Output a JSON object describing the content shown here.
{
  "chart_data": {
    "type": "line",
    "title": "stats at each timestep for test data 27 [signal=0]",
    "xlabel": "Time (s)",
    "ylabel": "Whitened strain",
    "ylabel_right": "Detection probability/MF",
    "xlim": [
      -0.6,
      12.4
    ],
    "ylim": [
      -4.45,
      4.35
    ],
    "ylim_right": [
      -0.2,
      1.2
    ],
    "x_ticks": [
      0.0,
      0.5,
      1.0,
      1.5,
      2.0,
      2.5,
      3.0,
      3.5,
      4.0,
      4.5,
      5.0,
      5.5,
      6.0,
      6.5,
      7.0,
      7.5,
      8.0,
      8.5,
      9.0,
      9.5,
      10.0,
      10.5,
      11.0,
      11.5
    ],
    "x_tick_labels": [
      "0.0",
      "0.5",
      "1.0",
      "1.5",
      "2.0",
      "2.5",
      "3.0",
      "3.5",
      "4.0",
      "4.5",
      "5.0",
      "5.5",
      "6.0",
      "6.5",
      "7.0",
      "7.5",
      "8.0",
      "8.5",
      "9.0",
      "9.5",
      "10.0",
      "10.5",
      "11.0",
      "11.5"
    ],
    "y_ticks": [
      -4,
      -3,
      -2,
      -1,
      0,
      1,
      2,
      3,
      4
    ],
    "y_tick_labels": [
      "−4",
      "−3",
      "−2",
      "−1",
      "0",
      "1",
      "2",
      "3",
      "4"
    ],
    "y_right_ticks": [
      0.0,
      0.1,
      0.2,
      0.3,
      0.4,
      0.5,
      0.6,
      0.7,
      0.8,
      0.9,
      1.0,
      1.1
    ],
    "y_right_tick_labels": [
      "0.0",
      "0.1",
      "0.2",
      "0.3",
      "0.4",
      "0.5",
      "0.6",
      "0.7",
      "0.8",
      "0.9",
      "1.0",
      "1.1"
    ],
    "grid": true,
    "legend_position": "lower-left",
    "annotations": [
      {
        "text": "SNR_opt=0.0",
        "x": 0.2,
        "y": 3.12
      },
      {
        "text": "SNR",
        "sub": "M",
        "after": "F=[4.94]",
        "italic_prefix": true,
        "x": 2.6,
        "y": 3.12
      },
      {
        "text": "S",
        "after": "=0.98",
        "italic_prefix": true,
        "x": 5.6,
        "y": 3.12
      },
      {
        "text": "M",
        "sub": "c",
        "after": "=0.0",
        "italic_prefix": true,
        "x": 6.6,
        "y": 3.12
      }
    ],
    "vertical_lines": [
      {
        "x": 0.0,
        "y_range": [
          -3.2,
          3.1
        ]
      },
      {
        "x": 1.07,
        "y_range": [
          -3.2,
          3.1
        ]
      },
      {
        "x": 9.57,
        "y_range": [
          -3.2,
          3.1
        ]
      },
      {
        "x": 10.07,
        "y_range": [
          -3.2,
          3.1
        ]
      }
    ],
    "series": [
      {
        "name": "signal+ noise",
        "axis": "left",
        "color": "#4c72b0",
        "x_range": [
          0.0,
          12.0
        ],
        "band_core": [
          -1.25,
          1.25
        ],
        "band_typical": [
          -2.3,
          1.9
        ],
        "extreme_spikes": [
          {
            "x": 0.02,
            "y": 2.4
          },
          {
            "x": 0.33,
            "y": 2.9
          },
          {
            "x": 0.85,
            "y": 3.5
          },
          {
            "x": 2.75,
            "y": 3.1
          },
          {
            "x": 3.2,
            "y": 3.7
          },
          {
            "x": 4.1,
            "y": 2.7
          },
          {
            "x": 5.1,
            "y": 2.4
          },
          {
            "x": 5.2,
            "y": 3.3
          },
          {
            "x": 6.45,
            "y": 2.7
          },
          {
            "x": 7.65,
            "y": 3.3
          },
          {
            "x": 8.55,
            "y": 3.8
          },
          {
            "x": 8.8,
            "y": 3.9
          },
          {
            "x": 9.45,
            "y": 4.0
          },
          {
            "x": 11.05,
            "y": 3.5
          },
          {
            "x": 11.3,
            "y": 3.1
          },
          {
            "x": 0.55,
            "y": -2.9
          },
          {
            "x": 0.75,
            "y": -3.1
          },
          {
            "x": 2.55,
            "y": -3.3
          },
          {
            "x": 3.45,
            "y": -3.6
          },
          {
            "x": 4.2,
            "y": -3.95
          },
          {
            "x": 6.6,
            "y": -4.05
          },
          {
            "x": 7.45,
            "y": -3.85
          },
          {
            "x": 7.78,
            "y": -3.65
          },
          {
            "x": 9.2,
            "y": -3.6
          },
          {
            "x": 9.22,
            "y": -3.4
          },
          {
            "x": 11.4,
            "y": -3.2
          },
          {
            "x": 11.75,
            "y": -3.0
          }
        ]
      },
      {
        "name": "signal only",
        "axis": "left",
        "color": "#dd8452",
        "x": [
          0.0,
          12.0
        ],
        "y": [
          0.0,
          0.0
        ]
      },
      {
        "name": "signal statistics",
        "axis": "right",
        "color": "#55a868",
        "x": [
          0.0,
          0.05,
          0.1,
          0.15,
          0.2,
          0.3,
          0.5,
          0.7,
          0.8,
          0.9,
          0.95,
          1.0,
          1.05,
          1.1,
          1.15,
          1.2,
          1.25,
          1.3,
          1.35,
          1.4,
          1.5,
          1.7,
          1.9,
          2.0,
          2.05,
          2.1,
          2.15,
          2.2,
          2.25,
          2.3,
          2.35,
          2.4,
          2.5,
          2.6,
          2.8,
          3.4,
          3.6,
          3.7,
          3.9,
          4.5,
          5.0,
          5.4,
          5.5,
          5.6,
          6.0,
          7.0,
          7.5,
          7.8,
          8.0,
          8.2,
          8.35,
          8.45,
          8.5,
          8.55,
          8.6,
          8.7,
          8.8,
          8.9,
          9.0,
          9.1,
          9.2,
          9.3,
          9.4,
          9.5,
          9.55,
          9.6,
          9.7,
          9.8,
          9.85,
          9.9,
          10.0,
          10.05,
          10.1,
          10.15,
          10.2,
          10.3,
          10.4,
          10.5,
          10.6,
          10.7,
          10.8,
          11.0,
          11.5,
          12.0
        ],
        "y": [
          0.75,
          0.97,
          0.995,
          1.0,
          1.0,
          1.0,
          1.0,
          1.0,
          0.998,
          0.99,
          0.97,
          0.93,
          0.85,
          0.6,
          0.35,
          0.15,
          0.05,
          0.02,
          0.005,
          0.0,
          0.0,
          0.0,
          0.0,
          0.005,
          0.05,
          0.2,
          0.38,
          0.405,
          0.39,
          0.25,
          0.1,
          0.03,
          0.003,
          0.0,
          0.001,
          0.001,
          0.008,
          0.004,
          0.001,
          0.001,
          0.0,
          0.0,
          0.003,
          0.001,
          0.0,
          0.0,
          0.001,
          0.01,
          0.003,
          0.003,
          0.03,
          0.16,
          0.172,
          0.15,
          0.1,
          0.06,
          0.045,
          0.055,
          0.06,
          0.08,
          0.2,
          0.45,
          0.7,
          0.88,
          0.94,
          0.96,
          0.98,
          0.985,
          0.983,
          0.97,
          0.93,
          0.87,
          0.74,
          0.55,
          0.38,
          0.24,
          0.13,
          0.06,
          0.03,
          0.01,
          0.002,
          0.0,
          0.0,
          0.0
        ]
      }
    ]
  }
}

## AIM OF THE TASK
Give back the data above exactly as it appears.

## THE REPLY
Output a JSON object describing the content shown here.
{
  "chart_data": {
    "type": "line",
    "title": "stats at each timestep for test data 27 [signal=0]",
    "xlabel": "Time (s)",
    "ylabel": "Whitened strain",
    "ylabel_right": "Detection probability/MF",
    "xlim": [
      -0.6,
      12.4
    ],
    "ylim": [
      -4.45,
      4.35
    ],
    "ylim_right": [
      -0.2,
      1.2
    ],
    "x_ticks": [
      0.0,
      0.5,
      1.0,
      1.5,
      2.0,
      2.5,
      3.0,
      3.5,
      4.0,
      4.5,
      5.0,
      5.5,
      6.0,
      6.5,
      7.0,
      7.5,
      8.0,
      8.5,
      9.0,
      9.5,
      10.0,
      10.5,
      11.0,
      11.5
    ],
    "x_tick_labels": [
      "0.0",
      "0.5",
      "1.0",
      "1.5",
      "2.0",
      "2.5",
      "3.0",
      "3.5",
      "4.0",
      "4.5",
      "5.0",
      "5.5",
      "6.0",
      "6.5",
      "7.0",
      "7.5",
      "8.0",
      "8.5",
      "9.0",
      "9.5",
      "10.0",
      "10.5",
      "11.0",
      "11.5"
    ],
    "y_ticks": [
      -4,
      -3,
      -2,
      -1,
      0,
      1,
      2,
      3,
      4
    ],
    "y_tick_labels": [
      "−4",
      "−3",
      "−2",
      "−1",
      "0",
      "1",
      "2",
      "3",
      "4"
    ],
    "y_right_ticks": [
      0.0,
      0.1,
      0.2,
      0.3,
      0.4,
      0.5,
      0.6,
      0.7,
      0.8,
      0.9,
      1.0,
      1.1
    ],
    "y_right_tick_labels": [
      "0.0",
      "0.1",
      "0.2",
      "0.3",
      "0.4",
      "0.5",
      "0.6",
      "0.7",
      "0.8",
      "0.9",
      "1.0",
      "1.1"
    ],
    "grid": true,
    "legend_position": "lower-left",
    "annotations": [
      {
        "text": "SNR_opt=0.0",
        "x": 0.2,
        "y": 3.12
      },
      {
        "text": "SNR",
        "sub": "M",
        "after": "F=[4.94]",
        "italic_prefix": true,
        "x": 2.6,
        "y": 3.12
      },
      {
        "text": "S",
        "after": "=0.98",
        "italic_prefix": true,
        "x": 5.6,
        "y": 3.12
      },
      {
        "text": "M",
        "sub": "c",
        "after": "=0.0",
        "italic_prefix": true,
        "x": 6.6,
        "y": 3.12
      }
    ],
    "vertical_lines": [
      {
        "x": 0.0,
        "y_range": [
          -3.2,
          3.1
        ]
      },
      {
        "x": 1.07,
        "y_range": [
          -3.2,
          3.1
        ]
      },
      {
        "x": 9.57,
        "y_range": [
          -3.2,
          3.1
        ]
      },
      {
        "x": 10.07,
        "y_range": [
          -3.2,
          3.1
        ]
      }
    ],
    "series": [
      {
        "name": "signal+ noise",
        "axis": "left",
        "color": "#4c72b0",
        "x_range": [
          0.0,
          12.0
        ],
        "band_core": [
          -1.25,
          1.25
        ],
        "band_typical": [
          -2.3,
          1.9
        ],
        "extreme_spikes": [
          {
            "x": 0.02,
            "y": 2.4
          },
          {
            "x": 0.33,
            "y": 2.9
          },
          {
            "x": 0.85,
            "y": 3.5
          },
          {
            "x": 2.75,
            "y": 3.1
          },
          {
            "x": 3.2,
            "y": 3.7
          },
          {
            "x": 4.1,
            "y": 2.7
          },
          {
            "x": 5.1,
            "y": 2.4
          },
          {
            "x": 5.2,
            "y": 3.3
          },
          {
            "x": 6.45,
            "y": 2.7
          },
          {
            "x": 7.65,
            "y": 3.3
          },
          {
            "x": 8.55,
            "y": 3.8
          },
          {
            "x": 8.8,
            "y": 3.9
          },
          {
            "x": 9.45,
            "y": 4.0
          },
          {
            "x": 11.05,
            "y": 3.5
          },
          {
            "x": 11.3,
            "y": 3.1
          },
          {
            "x": 0.55,
            "y": -2.9
          },
          {
            "x": 0.75,
            "y": -3.1
          },
          {
            "x": 2.55,
            "y": -3.3
          },
          {
            "x": 3.45,
            "y": -3.6
          },
          {
            "x": 4.2,
            "y": -3.95
          },
          {
            "x": 6.6,
            "y": -4.05
          },
          {
            "x": 7.45,
            "y": -3.85
          },
          {
            "x": 7.78,
            "y": -3.65
          },
          {
            "x": 9.2,
            "y": -3.6
          },
          {
            "x": 9.22,
            "y": -3.4
          },
          {
            "x": 11.4,
            "y": -3.2
          },
          {
            "x": 11.75,
            "y": -3.0
          }
        ]
      },
      {
        "name": "signal only",
        "axis": "left",
        "color": "#dd8452",
        "x": [
          0.0,
          12.0
        ],
        "y": [
          0.0,
          0.0
        ]
      },
      {
        "name": "signal statistics",
        "axis": "right",
        "color": "#55a868",
        "x": [
          0.0,
          0.05,
          0.1,
          0.15,
          0.2,
          0.3,
          0.5,
          0.7,
          0.8,
          0.9,
          0.95,
          1.0,
          1.05,
          1.1,
          1.15,
          1.2,
          1.25,
          1.3,
          1.35,
          1.4,
          1.5,
          1.7,
          1.9,
          2.0,
          2.05,
          2.1,
          2.15,
          2.2,
          2.25,
          2.3,
          2.35,
          2.4,
          2.5,
          2.6,
          2.8,
          3.4,
          3.6,
          3.7,
          3.9,
          4.5,
          5.0,
          5.4,
          5.5,
          5.6,
          6.0,
          7.0,
          7.5,
          7.8,
          8.0,
          8.2,
          8.35,
          8.45,
          8.5,
          8.55,
          8.6,
          8.7,
          8.8,
          8.9,
          9.0,
          9.1,
          9.2,
          9.3,
          9.4,
          9.5,
          9.55,
          9.6,
          9.7,
          9.8,
          9.85,
          9.9,
          10.0,
          10.05,
          10.1,
          10.15,
          10.2,
          10.3,
          10.4,
          10.5,
          10.6,
          10.7,
          10.8,
          11.0,
          11.5,
          12.0
        ],
        "y": [
          0.75,
          0.97,
          0.995,
          1.0,
          1.0,
          1.0,
          1.0,
          1.0,
          0.998,
          0.99,
          0.97,
          0.93,
          0.85,
          0.6,
          0.35,
          0.15,
          0.05,
          0.02,
          0.005,
          0.0,
          0.0,
          0.0,
          0.0,
          0.005,
          0.05,
          0.2,
          0.38,
          0.405,
          0.39,
          0.25,
          0.1,
          0.03,
          0.003,
          0.0,
          0.001,
          0.001,
          0.008,
          0.004,
          0.001,
          0.001,
          0.0,
          0.0,
          0.003,
          0.001,
          0.0,
          0.0,
          0.001,
          0.01,
          0.003,
          0.003,
          0.03,
          0.16,
          0.172,
          0.15,
          0.1,
          0.06,
          0.045,
          0.055,
          0.06,
          0.08,
          0.2,
          0.45,
          0.7,
          0.88,
          0.94,
          0.96,
          0.98,
          0.985,
          0.983,
          0.97,
          0.93,
          0.87,
          0.74,
          0.55,
          0.38,
          0.24,
          0.13,
          0.06,
          0.03,
          0.01,
          0.002,
          0.0,
          0.0,
          0.0
        ]
      }
    ]
  }
}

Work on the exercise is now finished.